DIRECTIONS FOR THIS TASK: Compile every line that includes the word "Death".

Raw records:
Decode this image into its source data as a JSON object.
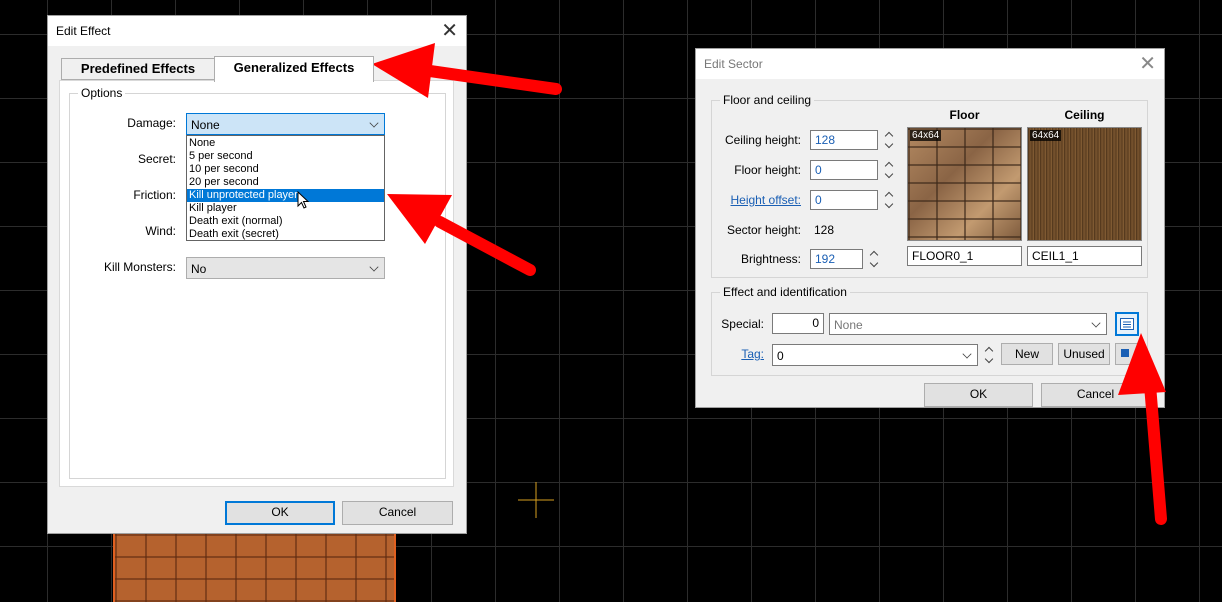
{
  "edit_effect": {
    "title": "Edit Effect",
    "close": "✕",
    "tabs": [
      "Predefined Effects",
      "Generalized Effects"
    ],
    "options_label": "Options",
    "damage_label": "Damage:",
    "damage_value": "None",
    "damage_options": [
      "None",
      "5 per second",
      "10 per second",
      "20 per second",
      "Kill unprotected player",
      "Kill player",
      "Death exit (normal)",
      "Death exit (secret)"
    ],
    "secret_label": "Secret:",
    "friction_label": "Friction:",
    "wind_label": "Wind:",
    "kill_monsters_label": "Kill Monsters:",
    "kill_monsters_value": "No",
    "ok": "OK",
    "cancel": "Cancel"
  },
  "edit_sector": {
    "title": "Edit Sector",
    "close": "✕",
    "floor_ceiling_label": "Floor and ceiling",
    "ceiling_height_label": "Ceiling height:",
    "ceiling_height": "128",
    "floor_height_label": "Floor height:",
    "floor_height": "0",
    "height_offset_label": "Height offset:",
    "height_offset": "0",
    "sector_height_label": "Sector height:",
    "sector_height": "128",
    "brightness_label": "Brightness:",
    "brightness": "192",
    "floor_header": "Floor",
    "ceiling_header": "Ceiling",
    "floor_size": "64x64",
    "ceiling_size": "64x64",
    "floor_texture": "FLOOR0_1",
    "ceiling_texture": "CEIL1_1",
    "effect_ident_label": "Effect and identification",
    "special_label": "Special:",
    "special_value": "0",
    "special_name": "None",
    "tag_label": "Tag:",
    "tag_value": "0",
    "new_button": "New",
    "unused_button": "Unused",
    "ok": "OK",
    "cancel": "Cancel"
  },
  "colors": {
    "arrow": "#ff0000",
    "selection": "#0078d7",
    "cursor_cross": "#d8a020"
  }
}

RESULT OF THIS EXERCISE:
      "Death exit (normal)",
      "Death exit (secret)"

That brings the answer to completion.